* Problem
Take from the listing each line that has the string "name".

* Records to process
◆ ◆ ◆ ◆ ◆ ◆ ◆
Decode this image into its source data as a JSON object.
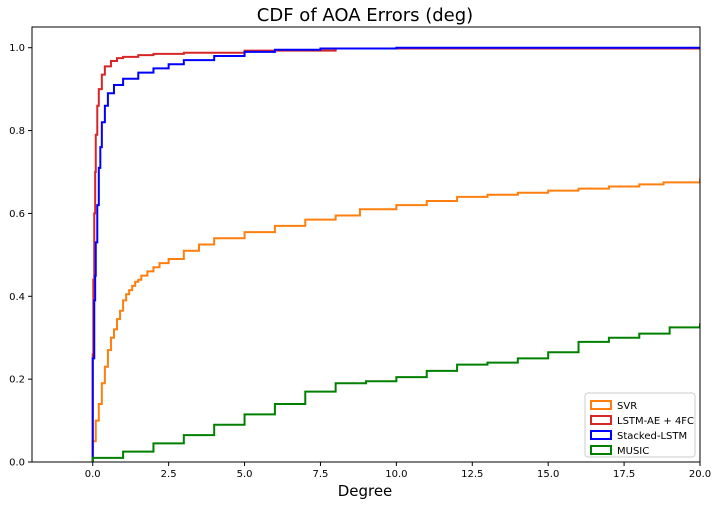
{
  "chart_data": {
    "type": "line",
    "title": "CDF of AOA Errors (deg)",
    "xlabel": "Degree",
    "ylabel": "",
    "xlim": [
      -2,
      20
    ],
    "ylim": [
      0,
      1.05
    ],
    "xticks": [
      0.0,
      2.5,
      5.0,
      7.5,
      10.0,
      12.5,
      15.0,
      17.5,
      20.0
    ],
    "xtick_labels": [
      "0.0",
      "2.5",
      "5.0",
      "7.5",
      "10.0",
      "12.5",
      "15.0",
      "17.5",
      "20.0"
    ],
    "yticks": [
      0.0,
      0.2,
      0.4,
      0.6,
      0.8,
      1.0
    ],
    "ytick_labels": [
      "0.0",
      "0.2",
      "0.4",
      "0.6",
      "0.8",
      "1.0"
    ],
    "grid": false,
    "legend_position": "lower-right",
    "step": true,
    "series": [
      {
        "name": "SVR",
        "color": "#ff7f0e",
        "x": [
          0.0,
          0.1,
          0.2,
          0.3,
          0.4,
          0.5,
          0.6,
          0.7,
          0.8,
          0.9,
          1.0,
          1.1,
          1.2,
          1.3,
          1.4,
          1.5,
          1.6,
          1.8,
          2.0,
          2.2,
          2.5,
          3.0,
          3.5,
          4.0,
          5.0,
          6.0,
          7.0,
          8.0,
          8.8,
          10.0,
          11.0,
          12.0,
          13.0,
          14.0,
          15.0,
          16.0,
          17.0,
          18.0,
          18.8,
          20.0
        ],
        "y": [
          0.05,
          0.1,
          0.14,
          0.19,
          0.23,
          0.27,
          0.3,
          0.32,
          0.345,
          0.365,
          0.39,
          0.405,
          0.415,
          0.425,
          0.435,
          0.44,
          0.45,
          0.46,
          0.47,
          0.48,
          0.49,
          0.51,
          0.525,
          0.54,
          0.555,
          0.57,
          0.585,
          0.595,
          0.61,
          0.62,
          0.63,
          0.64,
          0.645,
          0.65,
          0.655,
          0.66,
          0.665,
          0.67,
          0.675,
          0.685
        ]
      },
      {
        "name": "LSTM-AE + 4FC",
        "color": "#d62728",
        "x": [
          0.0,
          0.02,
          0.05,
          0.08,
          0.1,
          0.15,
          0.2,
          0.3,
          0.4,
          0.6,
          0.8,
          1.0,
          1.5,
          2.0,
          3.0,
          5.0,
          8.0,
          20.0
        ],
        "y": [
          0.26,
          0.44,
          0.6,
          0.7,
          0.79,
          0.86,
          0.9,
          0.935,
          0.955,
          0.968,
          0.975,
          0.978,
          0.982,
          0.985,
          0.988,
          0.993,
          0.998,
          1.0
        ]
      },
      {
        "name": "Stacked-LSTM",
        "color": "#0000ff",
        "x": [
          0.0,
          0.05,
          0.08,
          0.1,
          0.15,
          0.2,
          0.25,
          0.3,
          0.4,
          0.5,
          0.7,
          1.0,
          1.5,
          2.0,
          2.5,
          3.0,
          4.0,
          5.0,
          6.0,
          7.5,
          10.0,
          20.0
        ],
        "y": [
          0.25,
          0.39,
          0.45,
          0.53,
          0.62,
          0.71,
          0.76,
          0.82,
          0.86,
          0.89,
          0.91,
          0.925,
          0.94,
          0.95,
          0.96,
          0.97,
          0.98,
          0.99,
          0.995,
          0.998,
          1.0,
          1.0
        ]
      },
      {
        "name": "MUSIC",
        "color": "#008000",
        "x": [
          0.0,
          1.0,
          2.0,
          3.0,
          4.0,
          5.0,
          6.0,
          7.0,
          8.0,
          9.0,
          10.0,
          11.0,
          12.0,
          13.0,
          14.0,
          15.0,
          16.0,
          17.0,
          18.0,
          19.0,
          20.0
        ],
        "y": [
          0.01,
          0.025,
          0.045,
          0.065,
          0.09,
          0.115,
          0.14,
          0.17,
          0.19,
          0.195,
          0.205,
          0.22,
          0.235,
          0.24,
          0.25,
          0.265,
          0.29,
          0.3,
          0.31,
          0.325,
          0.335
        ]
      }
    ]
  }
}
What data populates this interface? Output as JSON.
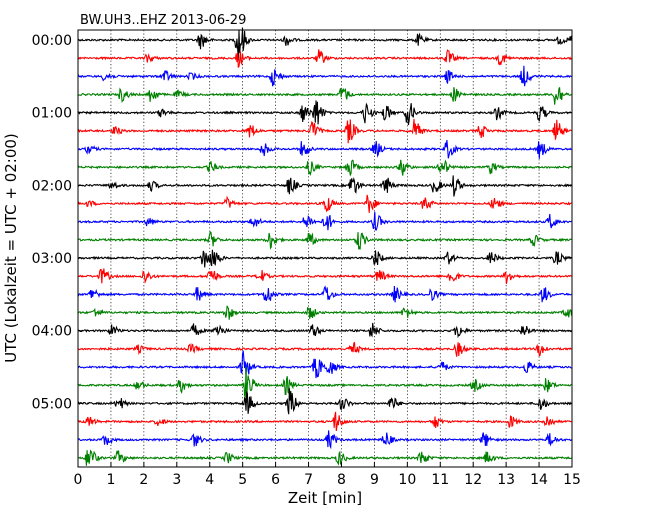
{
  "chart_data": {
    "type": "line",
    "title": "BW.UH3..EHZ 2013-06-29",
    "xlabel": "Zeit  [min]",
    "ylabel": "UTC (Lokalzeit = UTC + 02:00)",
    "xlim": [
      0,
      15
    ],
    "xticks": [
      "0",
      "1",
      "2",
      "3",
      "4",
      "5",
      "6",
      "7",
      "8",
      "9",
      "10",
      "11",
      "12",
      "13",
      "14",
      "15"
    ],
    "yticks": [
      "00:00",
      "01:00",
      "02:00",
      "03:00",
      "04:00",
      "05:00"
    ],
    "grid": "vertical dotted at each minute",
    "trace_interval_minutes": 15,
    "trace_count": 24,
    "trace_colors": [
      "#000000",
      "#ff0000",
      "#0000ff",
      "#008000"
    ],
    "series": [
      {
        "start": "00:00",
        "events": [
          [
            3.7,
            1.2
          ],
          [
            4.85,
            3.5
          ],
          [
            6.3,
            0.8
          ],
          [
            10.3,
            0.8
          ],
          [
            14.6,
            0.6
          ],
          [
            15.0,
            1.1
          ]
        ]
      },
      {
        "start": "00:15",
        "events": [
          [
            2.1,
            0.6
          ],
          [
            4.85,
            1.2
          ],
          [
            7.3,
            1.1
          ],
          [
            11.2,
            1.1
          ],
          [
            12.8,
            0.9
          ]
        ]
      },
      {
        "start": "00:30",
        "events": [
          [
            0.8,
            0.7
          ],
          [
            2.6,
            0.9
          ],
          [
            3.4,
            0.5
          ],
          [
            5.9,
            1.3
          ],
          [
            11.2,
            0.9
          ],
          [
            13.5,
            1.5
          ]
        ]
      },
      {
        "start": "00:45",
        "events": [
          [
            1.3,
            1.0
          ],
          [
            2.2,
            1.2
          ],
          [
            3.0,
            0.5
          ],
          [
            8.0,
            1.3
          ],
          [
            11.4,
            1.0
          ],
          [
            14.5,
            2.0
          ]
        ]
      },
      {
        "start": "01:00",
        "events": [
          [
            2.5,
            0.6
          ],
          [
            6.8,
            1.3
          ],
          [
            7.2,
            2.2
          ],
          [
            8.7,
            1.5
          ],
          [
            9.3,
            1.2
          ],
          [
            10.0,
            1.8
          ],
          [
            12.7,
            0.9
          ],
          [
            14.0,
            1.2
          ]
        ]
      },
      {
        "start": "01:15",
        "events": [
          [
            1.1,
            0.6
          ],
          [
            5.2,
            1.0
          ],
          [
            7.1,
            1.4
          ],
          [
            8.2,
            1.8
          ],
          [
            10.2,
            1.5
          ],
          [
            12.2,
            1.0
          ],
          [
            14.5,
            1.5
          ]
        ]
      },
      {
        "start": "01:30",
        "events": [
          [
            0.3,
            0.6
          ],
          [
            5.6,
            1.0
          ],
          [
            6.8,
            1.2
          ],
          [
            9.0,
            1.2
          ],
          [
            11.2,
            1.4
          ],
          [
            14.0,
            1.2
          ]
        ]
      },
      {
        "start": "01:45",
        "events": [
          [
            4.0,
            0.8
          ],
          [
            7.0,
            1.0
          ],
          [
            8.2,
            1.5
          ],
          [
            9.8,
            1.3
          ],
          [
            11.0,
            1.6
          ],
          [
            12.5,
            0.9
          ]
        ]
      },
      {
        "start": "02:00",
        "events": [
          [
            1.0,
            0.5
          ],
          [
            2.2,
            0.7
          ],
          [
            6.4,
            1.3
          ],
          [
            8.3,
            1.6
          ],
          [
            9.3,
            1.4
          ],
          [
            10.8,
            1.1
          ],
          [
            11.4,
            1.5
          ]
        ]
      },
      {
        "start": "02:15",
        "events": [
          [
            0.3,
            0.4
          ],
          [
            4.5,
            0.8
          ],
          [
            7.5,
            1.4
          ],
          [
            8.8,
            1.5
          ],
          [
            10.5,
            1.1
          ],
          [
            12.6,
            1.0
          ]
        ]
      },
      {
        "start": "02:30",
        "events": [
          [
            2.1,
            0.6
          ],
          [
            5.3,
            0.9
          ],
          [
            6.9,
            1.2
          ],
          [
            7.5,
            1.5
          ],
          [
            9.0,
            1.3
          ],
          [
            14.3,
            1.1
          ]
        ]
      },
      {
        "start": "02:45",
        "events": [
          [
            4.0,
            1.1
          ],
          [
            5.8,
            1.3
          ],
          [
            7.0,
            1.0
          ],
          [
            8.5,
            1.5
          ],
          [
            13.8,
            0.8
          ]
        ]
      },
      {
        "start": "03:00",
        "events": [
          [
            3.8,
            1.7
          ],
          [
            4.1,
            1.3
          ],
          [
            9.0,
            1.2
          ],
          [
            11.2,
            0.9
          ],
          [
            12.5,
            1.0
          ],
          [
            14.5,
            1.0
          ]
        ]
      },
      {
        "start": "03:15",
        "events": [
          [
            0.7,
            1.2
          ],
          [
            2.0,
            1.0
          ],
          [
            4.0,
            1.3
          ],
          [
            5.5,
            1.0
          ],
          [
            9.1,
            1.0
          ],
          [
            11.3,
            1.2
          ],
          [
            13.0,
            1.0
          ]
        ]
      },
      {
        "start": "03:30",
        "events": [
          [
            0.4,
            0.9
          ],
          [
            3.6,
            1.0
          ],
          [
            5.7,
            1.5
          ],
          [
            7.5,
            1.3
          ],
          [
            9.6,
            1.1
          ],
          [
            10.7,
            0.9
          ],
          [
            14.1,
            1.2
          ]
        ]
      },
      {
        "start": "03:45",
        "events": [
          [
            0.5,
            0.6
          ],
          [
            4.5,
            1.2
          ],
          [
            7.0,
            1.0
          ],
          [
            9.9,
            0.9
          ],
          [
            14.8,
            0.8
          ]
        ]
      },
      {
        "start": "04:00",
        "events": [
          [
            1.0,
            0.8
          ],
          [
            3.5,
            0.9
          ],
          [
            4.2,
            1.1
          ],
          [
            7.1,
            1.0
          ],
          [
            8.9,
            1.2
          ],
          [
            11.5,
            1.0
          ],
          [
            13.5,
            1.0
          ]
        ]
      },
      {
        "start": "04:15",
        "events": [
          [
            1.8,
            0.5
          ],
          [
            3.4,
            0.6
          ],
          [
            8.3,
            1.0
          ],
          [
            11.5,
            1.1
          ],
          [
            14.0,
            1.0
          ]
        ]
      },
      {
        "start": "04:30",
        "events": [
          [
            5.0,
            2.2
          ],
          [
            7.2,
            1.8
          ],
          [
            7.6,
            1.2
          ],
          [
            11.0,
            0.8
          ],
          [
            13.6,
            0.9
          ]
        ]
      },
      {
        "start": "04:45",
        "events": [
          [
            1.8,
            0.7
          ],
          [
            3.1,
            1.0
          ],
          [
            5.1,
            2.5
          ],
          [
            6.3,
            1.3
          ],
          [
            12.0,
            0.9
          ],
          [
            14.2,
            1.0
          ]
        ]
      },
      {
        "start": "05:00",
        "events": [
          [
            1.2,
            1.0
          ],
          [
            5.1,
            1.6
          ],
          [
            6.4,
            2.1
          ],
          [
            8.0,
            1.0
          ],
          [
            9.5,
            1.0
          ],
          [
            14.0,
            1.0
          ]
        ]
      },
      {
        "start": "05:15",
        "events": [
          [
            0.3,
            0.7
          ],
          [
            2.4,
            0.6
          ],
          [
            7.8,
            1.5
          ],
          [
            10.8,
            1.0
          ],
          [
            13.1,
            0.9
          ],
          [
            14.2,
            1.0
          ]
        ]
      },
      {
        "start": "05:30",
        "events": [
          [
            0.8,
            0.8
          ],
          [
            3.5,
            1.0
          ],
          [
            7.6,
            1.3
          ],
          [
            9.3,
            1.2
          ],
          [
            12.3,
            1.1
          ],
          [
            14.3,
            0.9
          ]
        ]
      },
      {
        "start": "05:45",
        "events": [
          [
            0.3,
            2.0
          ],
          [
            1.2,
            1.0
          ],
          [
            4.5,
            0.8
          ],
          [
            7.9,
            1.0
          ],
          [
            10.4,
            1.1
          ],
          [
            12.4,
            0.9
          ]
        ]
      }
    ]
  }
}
◆ ◆ ◆ ◆ ◆ ◆ ◆
* Solution
        "name": "SVR",
        "name": "LSTM-AE + 4FC",
        "name": "Stacked-LSTM",
        "name": "MUSIC",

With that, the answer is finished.